WRITTEN PROBLEM – Retype the listing that follows, word for word.

DATA EXTRACT –
— BEGIN —

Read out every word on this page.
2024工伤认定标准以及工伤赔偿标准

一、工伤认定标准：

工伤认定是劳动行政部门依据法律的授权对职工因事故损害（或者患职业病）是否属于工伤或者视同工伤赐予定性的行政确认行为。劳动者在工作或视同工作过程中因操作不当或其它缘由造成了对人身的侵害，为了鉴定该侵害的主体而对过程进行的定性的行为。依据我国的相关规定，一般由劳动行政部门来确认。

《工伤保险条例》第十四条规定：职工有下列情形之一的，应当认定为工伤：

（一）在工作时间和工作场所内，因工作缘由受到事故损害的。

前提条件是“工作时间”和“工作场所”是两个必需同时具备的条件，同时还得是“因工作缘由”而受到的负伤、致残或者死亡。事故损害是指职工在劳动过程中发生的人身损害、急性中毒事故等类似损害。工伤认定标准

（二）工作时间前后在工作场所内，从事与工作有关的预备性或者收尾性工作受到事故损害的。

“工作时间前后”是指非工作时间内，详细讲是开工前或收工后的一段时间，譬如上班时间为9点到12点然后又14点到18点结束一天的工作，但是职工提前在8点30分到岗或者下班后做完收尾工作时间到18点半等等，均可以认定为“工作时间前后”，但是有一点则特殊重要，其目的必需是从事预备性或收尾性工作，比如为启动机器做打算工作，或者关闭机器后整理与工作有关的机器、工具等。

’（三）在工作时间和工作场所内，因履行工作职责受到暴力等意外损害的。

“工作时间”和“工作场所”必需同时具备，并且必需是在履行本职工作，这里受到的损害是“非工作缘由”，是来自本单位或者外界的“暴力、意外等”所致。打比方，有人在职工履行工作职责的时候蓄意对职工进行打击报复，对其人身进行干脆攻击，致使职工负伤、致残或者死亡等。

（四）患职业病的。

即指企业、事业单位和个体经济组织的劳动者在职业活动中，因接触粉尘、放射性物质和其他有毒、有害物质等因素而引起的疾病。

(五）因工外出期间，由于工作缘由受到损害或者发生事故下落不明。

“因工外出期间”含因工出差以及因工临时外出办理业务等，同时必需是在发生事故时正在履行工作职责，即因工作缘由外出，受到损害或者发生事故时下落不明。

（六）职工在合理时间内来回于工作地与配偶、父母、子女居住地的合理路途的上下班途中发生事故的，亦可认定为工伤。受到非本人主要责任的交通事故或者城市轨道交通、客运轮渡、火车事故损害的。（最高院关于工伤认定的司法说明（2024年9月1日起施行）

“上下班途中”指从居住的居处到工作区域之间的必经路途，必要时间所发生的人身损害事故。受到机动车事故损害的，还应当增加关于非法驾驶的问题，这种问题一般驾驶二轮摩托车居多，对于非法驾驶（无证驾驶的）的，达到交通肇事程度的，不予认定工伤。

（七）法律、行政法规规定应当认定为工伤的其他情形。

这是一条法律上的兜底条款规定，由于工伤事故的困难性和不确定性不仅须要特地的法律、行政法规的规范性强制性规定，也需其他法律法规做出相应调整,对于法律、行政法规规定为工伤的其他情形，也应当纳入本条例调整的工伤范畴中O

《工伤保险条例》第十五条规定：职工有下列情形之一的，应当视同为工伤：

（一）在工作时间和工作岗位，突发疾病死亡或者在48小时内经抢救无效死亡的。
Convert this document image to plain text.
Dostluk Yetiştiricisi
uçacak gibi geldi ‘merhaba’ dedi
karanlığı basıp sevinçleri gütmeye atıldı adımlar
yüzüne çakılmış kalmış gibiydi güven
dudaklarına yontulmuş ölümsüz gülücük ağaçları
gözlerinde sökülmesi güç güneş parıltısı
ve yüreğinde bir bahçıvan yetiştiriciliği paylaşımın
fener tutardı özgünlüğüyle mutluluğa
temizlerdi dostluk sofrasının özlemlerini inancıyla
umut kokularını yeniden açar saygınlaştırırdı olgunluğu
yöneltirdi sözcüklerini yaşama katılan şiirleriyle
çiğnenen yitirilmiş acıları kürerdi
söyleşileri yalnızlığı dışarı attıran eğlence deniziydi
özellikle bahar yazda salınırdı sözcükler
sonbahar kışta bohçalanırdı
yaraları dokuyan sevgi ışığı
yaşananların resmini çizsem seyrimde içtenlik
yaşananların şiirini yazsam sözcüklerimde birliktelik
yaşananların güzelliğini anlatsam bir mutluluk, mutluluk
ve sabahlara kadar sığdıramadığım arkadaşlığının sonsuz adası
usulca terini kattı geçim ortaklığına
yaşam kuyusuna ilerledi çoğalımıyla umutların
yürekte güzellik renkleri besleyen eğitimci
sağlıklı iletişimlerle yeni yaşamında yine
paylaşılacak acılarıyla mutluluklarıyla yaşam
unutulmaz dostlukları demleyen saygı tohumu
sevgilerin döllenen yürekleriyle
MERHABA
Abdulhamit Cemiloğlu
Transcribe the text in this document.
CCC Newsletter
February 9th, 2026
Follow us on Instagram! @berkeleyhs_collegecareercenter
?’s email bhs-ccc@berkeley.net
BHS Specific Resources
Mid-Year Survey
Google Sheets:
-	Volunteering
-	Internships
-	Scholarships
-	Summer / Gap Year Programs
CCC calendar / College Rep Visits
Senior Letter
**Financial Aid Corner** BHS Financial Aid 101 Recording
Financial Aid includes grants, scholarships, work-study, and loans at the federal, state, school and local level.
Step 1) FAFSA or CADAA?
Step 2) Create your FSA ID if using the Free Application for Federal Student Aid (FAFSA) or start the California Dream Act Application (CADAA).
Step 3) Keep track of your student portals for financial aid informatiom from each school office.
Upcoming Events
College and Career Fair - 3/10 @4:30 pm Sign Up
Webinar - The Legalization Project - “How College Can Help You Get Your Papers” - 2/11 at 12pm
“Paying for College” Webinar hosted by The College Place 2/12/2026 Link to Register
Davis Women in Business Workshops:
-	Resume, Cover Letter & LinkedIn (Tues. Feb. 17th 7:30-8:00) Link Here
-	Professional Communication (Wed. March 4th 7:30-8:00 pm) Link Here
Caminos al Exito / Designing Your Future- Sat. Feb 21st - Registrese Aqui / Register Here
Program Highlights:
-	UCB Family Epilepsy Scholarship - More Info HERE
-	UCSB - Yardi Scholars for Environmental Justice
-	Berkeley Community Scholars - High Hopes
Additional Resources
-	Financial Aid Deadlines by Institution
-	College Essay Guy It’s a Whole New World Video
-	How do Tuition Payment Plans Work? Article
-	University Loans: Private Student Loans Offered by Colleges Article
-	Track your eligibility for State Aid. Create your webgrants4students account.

— END —

RESPONSE –
Read out every word on this page.
2024工伤认定标准以及工伤赔偿标准

一、工伤认定标准：

工伤认定是劳动行政部门依据法律的授权对职工因事故损害（或者患职业病）是否属于工伤或者视同工伤赐予定性的行政确认行为。劳动者在工作或视同工作过程中因操作不当或其它缘由造成了对人身的侵害，为了鉴定该侵害的主体而对过程进行的定性的行为。依据我国的相关规定，一般由劳动行政部门来确认。

《工伤保险条例》第十四条规定：职工有下列情形之一的，应当认定为工伤：

（一）在工作时间和工作场所内，因工作缘由受到事故损害的。

前提条件是“工作时间”和“工作场所”是两个必需同时具备的条件，同时还得是“因工作缘由”而受到的负伤、致残或者死亡。事故损害是指职工在劳动过程中发生的人身损害、急性中毒事故等类似损害。工伤认定标准

（二）工作时间前后在工作场所内，从事与工作有关的预备性或者收尾性工作受到事故损害的。

“工作时间前后”是指非工作时间内，详细讲是开工前或收工后的一段时间，譬如上班时间为9点到12点然后又14点到18点结束一天的工作，但是职工提前在8点30分到岗或者下班后做完收尾工作时间到18点半等等，均可以认定为“工作时间前后”，但是有一点则特殊重要，其目的必需是从事预备性或收尾性工作，比如为启动机器做打算工作，或者关闭机器后整理与工作有关的机器、工具等。

’（三）在工作时间和工作场所内，因履行工作职责受到暴力等意外损害的。

“工作时间”和“工作场所”必需同时具备，并且必需是在履行本职工作，这里受到的损害是“非工作缘由”，是来自本单位或者外界的“暴力、意外等”所致。打比方，有人在职工履行工作职责的时候蓄意对职工进行打击报复，对其人身进行干脆攻击，致使职工负伤、致残或者死亡等。

（四）患职业病的。

即指企业、事业单位和个体经济组织的劳动者在职业活动中，因接触粉尘、放射性物质和其他有毒、有害物质等因素而引起的疾病。

(五）因工外出期间，由于工作缘由受到损害或者发生事故下落不明。

“因工外出期间”含因工出差以及因工临时外出办理业务等，同时必需是在发生事故时正在履行工作职责，即因工作缘由外出，受到损害或者发生事故时下落不明。

（六）职工在合理时间内来回于工作地与配偶、父母、子女居住地的合理路途的上下班途中发生事故的，亦可认定为工伤。受到非本人主要责任的交通事故或者城市轨道交通、客运轮渡、火车事故损害的。（最高院关于工伤认定的司法说明（2024年9月1日起施行）

“上下班途中”指从居住的居处到工作区域之间的必经路途，必要时间所发生的人身损害事故。受到机动车事故损害的，还应当增加关于非法驾驶的问题，这种问题一般驾驶二轮摩托车居多，对于非法驾驶（无证驾驶的）的，达到交通肇事程度的，不予认定工伤。

（七）法律、行政法规规定应当认定为工伤的其他情形。

这是一条法律上的兜底条款规定，由于工伤事故的困难性和不确定性不仅须要特地的法律、行政法规的规范性强制性规定，也需其他法律法规做出相应调整,对于法律、行政法规规定为工伤的其他情形，也应当纳入本条例调整的工伤范畴中O

《工伤保险条例》第十五条规定：职工有下列情形之一的，应当视同为工伤：

（一）在工作时间和工作岗位，突发疾病死亡或者在48小时内经抢救无效死亡的。
Convert this document image to plain text.
Dostluk Yetiştiricisi
uçacak gibi geldi ‘merhaba’ dedi
karanlığı basıp sevinçleri gütmeye atıldı adımlar
yüzüne çakılmış kalmış gibiydi güven
dudaklarına yontulmuş ölümsüz gülücük ağaçları
gözlerinde sökülmesi güç güneş parıltısı
ve yüreğinde bir bahçıvan yetiştiriciliği paylaşımın
fener tutardı özgünlüğüyle mutluluğa
temizlerdi dostluk sofrasının özlemlerini inancıyla
umut kokularını yeniden açar saygınlaştırırdı olgunluğu
yöneltirdi sözcüklerini yaşama katılan şiirleriyle
çiğnenen yitirilmiş acıları kürerdi
söyleşileri yalnızlığı dışarı attıran eğlence deniziydi
özellikle bahar yazda salınırdı sözcükler
sonbahar kışta bohçalanırdı
yaraları dokuyan sevgi ışığı
yaşananların resmini çizsem seyrimde içtenlik
yaşananların şiirini yazsam sözcüklerimde birliktelik
yaşananların güzelliğini anlatsam bir mutluluk, mutluluk
ve sabahlara kadar sığdıramadığım arkadaşlığının sonsuz adası
usulca terini kattı geçim ortaklığına
yaşam kuyusuna ilerledi çoğalımıyla umutların
yürekte güzellik renkleri besleyen eğitimci
sağlıklı iletişimlerle yeni yaşamında yine
paylaşılacak acılarıyla mutluluklarıyla yaşam
unutulmaz dostlukları demleyen saygı tohumu
sevgilerin döllenen yürekleriyle
MERHABA
Abdulhamit Cemiloğlu
Transcribe the text in this document.
CCC Newsletter
February 9th, 2026
Follow us on Instagram! @berkeleyhs_collegecareercenter
?’s email bhs-ccc@berkeley.net
BHS Specific Resources
Mid-Year Survey
Google Sheets:
-	Volunteering
-	Internships
-	Scholarships
-	Summer / Gap Year Programs
CCC calendar / College Rep Visits
Senior Letter
**Financial Aid Corner** BHS Financial Aid 101 Recording
Financial Aid includes grants, scholarships, work-study, and loans at the federal, state, school and local level.
Step 1) FAFSA or CADAA?
Step 2) Create your FSA ID if using the Free Application for Federal Student Aid (FAFSA) or start the California Dream Act Application (CADAA).
Step 3) Keep track of your student portals for financial aid informatiom from each school office.
Upcoming Events
College and Career Fair - 3/10 @4:30 pm Sign Up
Webinar - The Legalization Project - “How College Can Help You Get Your Papers” - 2/11 at 12pm
“Paying for College” Webinar hosted by The College Place 2/12/2026 Link to Register
Davis Women in Business Workshops:
-	Resume, Cover Letter & LinkedIn (Tues. Feb. 17th 7:30-8:00) Link Here
-	Professional Communication (Wed. March 4th 7:30-8:00 pm) Link Here
Caminos al Exito / Designing Your Future- Sat. Feb 21st - Registrese Aqui / Register Here
Program Highlights:
-	UCB Family Epilepsy Scholarship - More Info HERE
-	UCSB - Yardi Scholars for Environmental Justice
-	Berkeley Community Scholars - High Hopes
Additional Resources
-	Financial Aid Deadlines by Institution
-	College Essay Guy It’s a Whole New World Video
-	How do Tuition Payment Plans Work? Article
-	University Loans: Private Student Loans Offered by Colleges Article
-	Track your eligibility for State Aid. Create your webgrants4students account.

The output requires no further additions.